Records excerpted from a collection
/---

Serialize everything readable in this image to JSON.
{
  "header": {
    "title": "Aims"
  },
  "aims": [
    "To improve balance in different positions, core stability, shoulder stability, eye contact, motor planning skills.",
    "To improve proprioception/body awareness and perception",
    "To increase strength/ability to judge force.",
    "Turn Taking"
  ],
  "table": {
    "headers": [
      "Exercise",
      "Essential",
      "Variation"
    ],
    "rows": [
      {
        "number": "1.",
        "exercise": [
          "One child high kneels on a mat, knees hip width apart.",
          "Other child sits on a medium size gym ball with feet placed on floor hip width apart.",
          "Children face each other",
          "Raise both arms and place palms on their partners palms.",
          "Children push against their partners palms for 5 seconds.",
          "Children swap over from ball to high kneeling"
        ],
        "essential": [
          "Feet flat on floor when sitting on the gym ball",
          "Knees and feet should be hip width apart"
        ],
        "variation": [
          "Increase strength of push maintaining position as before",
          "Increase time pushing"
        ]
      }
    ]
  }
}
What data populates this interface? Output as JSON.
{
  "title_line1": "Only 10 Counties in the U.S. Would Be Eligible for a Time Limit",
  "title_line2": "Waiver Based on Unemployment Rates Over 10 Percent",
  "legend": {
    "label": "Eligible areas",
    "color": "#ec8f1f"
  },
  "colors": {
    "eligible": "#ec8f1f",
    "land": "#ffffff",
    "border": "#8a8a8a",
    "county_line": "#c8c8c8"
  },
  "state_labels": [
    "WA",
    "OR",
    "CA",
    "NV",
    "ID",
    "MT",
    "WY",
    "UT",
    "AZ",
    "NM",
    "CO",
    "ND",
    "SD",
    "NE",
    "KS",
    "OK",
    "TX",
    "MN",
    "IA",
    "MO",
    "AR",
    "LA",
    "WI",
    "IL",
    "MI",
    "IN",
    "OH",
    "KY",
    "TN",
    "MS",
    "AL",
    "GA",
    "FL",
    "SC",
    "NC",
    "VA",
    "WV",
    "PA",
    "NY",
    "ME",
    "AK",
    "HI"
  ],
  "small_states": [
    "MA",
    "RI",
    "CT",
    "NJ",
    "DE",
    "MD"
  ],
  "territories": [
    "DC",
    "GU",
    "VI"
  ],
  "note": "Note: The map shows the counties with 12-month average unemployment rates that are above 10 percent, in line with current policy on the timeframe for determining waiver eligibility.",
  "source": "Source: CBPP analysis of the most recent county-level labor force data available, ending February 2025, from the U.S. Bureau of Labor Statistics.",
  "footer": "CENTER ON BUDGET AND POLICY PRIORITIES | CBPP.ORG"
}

\---

# What the task asks
Pull out all lines from the listing that contain the string "with".

# Solution to the exercise
          "Other child sits on a medium size gym ball with feet placed on floor hip width apart.",
  "note": "Note: The map shows the counties with 12-month average unemployment rates that are above 10 percent, in line with current policy on the timeframe for determining waiver eligibility.",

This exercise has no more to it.